INFORMATION SUPPLIED:
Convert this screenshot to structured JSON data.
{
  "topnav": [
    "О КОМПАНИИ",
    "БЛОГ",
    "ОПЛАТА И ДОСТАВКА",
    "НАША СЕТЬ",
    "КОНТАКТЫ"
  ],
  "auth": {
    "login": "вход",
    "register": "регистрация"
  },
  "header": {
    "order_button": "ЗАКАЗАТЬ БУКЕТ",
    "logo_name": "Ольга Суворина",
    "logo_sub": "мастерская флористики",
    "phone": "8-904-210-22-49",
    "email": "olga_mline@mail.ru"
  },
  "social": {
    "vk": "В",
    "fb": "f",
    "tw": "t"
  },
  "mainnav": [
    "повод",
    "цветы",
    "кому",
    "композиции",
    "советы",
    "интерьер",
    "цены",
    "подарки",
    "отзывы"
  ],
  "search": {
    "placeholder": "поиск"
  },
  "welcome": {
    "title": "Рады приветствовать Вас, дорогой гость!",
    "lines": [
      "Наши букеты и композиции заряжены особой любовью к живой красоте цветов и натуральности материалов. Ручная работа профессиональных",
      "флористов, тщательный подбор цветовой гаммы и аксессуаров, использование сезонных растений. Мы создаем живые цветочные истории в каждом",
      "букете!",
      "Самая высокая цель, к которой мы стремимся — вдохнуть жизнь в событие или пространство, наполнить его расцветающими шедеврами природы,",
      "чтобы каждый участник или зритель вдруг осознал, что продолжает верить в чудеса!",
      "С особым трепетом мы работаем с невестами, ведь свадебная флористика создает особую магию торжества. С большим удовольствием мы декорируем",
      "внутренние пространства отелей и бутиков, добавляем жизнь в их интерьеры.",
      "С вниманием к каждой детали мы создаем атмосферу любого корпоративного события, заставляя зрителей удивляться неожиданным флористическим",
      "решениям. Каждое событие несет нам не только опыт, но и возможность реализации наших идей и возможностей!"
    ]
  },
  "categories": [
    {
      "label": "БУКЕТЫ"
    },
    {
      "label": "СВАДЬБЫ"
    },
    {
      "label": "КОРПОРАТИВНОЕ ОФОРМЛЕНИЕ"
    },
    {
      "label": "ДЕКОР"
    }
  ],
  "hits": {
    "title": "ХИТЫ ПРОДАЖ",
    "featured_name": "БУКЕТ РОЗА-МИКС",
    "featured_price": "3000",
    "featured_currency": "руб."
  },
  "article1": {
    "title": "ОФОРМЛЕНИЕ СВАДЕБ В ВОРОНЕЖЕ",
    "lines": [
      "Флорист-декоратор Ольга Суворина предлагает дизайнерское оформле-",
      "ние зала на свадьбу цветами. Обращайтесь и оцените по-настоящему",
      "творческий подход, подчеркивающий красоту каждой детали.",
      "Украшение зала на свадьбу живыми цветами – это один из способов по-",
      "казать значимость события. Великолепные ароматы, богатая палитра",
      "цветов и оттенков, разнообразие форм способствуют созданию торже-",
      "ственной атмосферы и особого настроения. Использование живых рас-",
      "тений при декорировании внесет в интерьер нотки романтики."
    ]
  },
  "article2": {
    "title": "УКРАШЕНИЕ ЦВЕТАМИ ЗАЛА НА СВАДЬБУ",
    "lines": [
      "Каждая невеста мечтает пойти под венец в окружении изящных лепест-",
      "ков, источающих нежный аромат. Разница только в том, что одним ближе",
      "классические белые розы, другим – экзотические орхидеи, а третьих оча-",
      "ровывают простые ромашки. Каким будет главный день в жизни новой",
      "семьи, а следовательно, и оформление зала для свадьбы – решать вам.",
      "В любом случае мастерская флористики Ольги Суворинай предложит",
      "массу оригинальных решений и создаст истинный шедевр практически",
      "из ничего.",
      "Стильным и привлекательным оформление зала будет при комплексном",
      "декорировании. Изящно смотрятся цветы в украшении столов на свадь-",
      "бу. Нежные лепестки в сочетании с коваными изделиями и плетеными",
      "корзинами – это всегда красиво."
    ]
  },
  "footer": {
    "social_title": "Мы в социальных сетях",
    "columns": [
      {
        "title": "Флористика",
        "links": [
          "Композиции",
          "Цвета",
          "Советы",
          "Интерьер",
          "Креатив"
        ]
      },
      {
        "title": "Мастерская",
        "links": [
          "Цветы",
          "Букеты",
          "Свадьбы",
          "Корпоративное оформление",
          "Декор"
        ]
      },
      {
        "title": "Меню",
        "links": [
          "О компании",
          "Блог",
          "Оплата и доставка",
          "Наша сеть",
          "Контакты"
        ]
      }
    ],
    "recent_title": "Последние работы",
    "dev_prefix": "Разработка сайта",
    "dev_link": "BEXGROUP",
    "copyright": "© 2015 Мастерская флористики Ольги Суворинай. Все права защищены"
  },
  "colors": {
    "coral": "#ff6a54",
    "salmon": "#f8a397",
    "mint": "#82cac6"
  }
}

DESCRIPTION OF THE TASK:
Pull out every line of the records that includes the string "декорировании".

EXERCISE RESPONSE:
      "тений при декорировании внесет в интерьер нотки романтики."
      "декорировании. Изящно смотрятся цветы в украшении столов на свадь-",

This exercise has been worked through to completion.